All of the lines below are to be printed again exactly; images are excluded from the output.

::: Records provided

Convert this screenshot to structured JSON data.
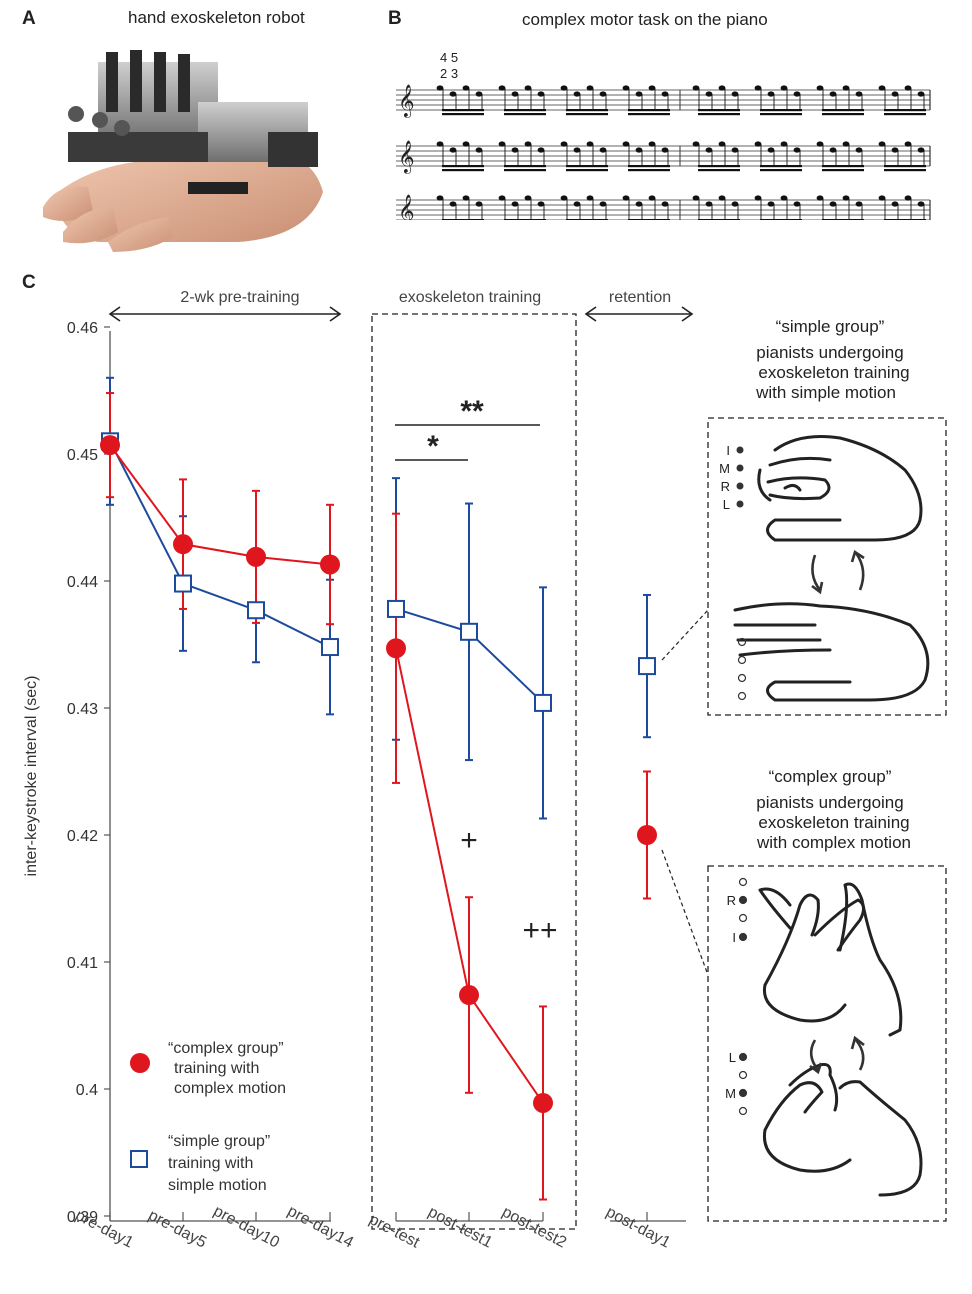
{
  "panel_a": {
    "letter": "A",
    "title": "hand exoskeleton robot"
  },
  "panel_b": {
    "letter": "B",
    "title": "complex motor task on the piano",
    "fingering_top": "4 5",
    "fingering_bottom": "2 3"
  },
  "panel_c": {
    "letter": "C",
    "phases": [
      "2-wk pre-training",
      "exoskeleton training",
      "retention"
    ],
    "significance": [
      "**",
      "*",
      "+",
      "++"
    ],
    "legend": {
      "complex": [
        "“complex group”",
        "training with",
        "complex motion"
      ],
      "simple": [
        "“simple group”",
        "training with",
        "simple motion"
      ]
    },
    "simple_group_text": [
      "“simple group”",
      "pianists undergoing",
      "exoskeleton training",
      "with simple motion"
    ],
    "complex_group_text": [
      "“complex group”",
      "pianists undergoing",
      "exoskeleton training",
      "with complex motion"
    ],
    "simple_finger_labels": [
      "I",
      "M",
      "R",
      "L"
    ],
    "complex_finger_labels_top": [
      "R",
      "I"
    ],
    "complex_finger_labels_bottom": [
      "L",
      "M"
    ]
  },
  "colors": {
    "complex": "#e0161e",
    "simple": "#1d4a9c",
    "axis": "#555555"
  },
  "chart_data": {
    "type": "line",
    "ylabel": "inter-keystroke interval (sec)",
    "ylim": [
      0.39,
      0.46
    ],
    "yticks": [
      0.39,
      0.4,
      0.41,
      0.42,
      0.43,
      0.44,
      0.45,
      0.46
    ],
    "ytick_labels": [
      "0.39",
      "0.4",
      "0.41",
      "0.42",
      "0.43",
      "0.44",
      "0.45",
      "0.46"
    ],
    "categories": [
      "pre-day1",
      "pre-day5",
      "pre-day10",
      "pre-day14",
      "pre-test",
      "post-test1",
      "post-test2",
      "post-day1"
    ],
    "segments": [
      [
        0,
        1,
        2,
        3
      ],
      [
        4,
        5,
        6
      ],
      [
        7
      ]
    ],
    "series": [
      {
        "name": "“complex group” training with complex motion",
        "marker": "filled-circle",
        "values": [
          0.4507,
          0.4429,
          0.4419,
          0.4413,
          0.4347,
          0.4074,
          0.3989,
          0.42
        ],
        "err": [
          0.0041,
          0.0051,
          0.0052,
          0.0047,
          0.0106,
          0.0077,
          0.0076,
          0.005
        ]
      },
      {
        "name": "“simple group” training with simple motion",
        "marker": "open-square",
        "values": [
          0.451,
          0.4398,
          0.4377,
          0.4348,
          0.4378,
          0.436,
          0.4304,
          0.4333
        ],
        "err": [
          0.005,
          0.0053,
          0.0041,
          0.0053,
          0.0103,
          0.0101,
          0.0091,
          0.0056
        ]
      }
    ]
  }
}
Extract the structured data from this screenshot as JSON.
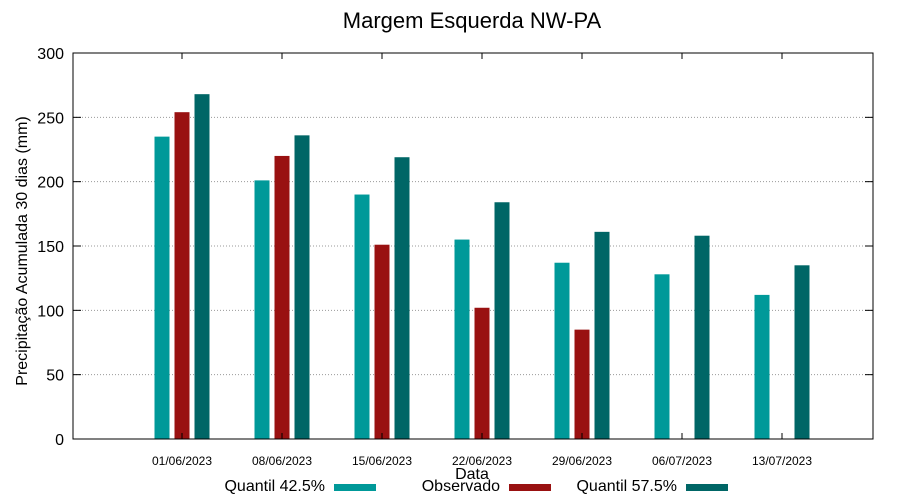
{
  "chart_data": {
    "type": "bar",
    "title": "Margem Esquerda NW-PA",
    "xlabel": "Data",
    "ylabel": "Precipitação Acumulada 30 dias (mm)",
    "ylim": [
      0,
      300
    ],
    "yticks": [
      0,
      50,
      100,
      150,
      200,
      250,
      300
    ],
    "grid": true,
    "legend_position": "bottom",
    "categories": [
      "01/06/2023",
      "08/06/2023",
      "15/06/2023",
      "22/06/2023",
      "29/06/2023",
      "06/07/2023",
      "13/07/2023"
    ],
    "series": [
      {
        "name": "Quantil 42.5%",
        "color": "#009999",
        "values": [
          235,
          201,
          190,
          155,
          137,
          128,
          112
        ]
      },
      {
        "name": "Observado",
        "color": "#991111",
        "values": [
          254,
          220,
          151,
          102,
          85,
          null,
          null
        ]
      },
      {
        "name": "Quantil 57.5%",
        "color": "#006666",
        "values": [
          268,
          236,
          219,
          184,
          161,
          158,
          135
        ]
      }
    ]
  }
}
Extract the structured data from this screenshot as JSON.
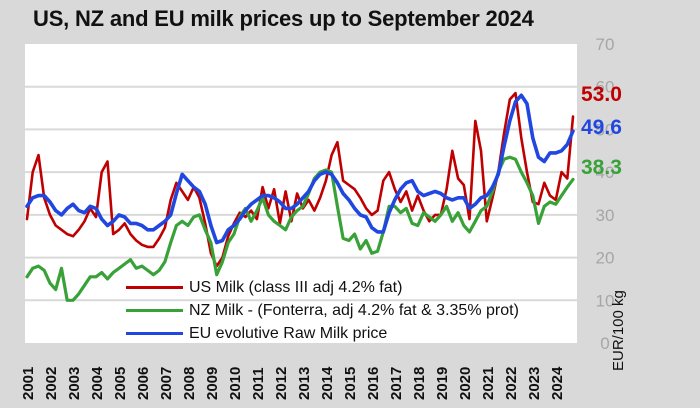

::::::

_Final result_
Convert this screenshot to structured JSON data.
{
  "panel_a": {
    "letter": "A",
    "title": "hand exoskeleton robot"
  },
  "panel_b": {
    "letter": "B",
    "title": "complex motor task on the piano",
    "fingering_top": "4 5",
    "fingering_bottom": "2 3"
  },
  "panel_c": {
    "letter": "C",
    "phases": [
      "2-wk pre-training",
      "exoskeleton training",
      "retention"
    ],
    "significance": [
      "**",
      "*",
      "+",
      "++"
    ],
    "legend": {
      "complex": [
        "“complex group”",
        "training with",
        "complex motion"
      ],
      "simple": [
        "“simple group”",
        "training with",
        "simple motion"
      ]
    },
    "simple_group_text": [
      "“simple group”",
      "pianists undergoing",
      "exoskeleton training",
      "with simple motion"
    ],
    "complex_group_text": [
      "“complex group”",
      "pianists undergoing",
      "exoskeleton training",
      "with complex motion"
    ],
    "simple_finger_labels": [
      "I",
      "M",
      "R",
      "L"
    ],
    "complex_finger_labels_top": [
      "R",
      "I"
    ],
    "complex_finger_labels_bottom": [
      "L",
      "M"
    ]
  },
  "colors": {
    "complex": "#e0161e",
    "simple": "#1d4a9c",
    "axis": "#555555"
  },
  "chart_data": {
    "type": "line",
    "ylabel": "inter-keystroke interval (sec)",
    "ylim": [
      0.39,
      0.46
    ],
    "yticks": [
      0.39,
      0.4,
      0.41,
      0.42,
      0.43,
      0.44,
      0.45,
      0.46
    ],
    "ytick_labels": [
      "0.39",
      "0.4",
      "0.41",
      "0.42",
      "0.43",
      "0.44",
      "0.45",
      "0.46"
    ],
    "categories": [
      "pre-day1",
      "pre-day5",
      "pre-day10",
      "pre-day14",
      "pre-test",
      "post-test1",
      "post-test2",
      "post-day1"
    ],
    "segments": [
      [
        0,
        1,
        2,
        3
      ],
      [
        4,
        5,
        6
      ],
      [
        7
      ]
    ],
    "series": [
      {
        "name": "“complex group” training with complex motion",
        "marker": "filled-circle",
        "values": [
          0.4507,
          0.4429,
          0.4419,
          0.4413,
          0.4347,
          0.4074,
          0.3989,
          0.42
        ],
        "err": [
          0.0041,
          0.0051,
          0.0052,
          0.0047,
          0.0106,
          0.0077,
          0.0076,
          0.005
        ]
      },
      {
        "name": "“simple group” training with simple motion",
        "marker": "open-square",
        "values": [
          0.451,
          0.4398,
          0.4377,
          0.4348,
          0.4378,
          0.436,
          0.4304,
          0.4333
        ],
        "err": [
          0.005,
          0.0053,
          0.0041,
          0.0053,
          0.0103,
          0.0101,
          0.0091,
          0.0056
        ]
      }
    ]
  }
}
Extract the structured data from this screenshot as JSON.
{
  "chart_data": {
    "type": "bar",
    "title": "Margem Esquerda NW-PA",
    "xlabel": "Data",
    "ylabel": "Precipitação Acumulada 30 dias (mm)",
    "ylim": [
      0,
      300
    ],
    "yticks": [
      0,
      50,
      100,
      150,
      200,
      250,
      300
    ],
    "grid": true,
    "legend_position": "bottom",
    "categories": [
      "01/06/2023",
      "08/06/2023",
      "15/06/2023",
      "22/06/2023",
      "29/06/2023",
      "06/07/2023",
      "13/07/2023"
    ],
    "series": [
      {
        "name": "Quantil 42.5%",
        "color": "#009999",
        "values": [
          235,
          201,
          190,
          155,
          137,
          128,
          112
        ]
      },
      {
        "name": "Observado",
        "color": "#991111",
        "values": [
          254,
          220,
          151,
          102,
          85,
          null,
          null
        ]
      },
      {
        "name": "Quantil 57.5%",
        "color": "#006666",
        "values": [
          268,
          236,
          219,
          184,
          161,
          158,
          135
        ]
      }
    ]
  }
}
Extract the structured data from this screenshot as JSON.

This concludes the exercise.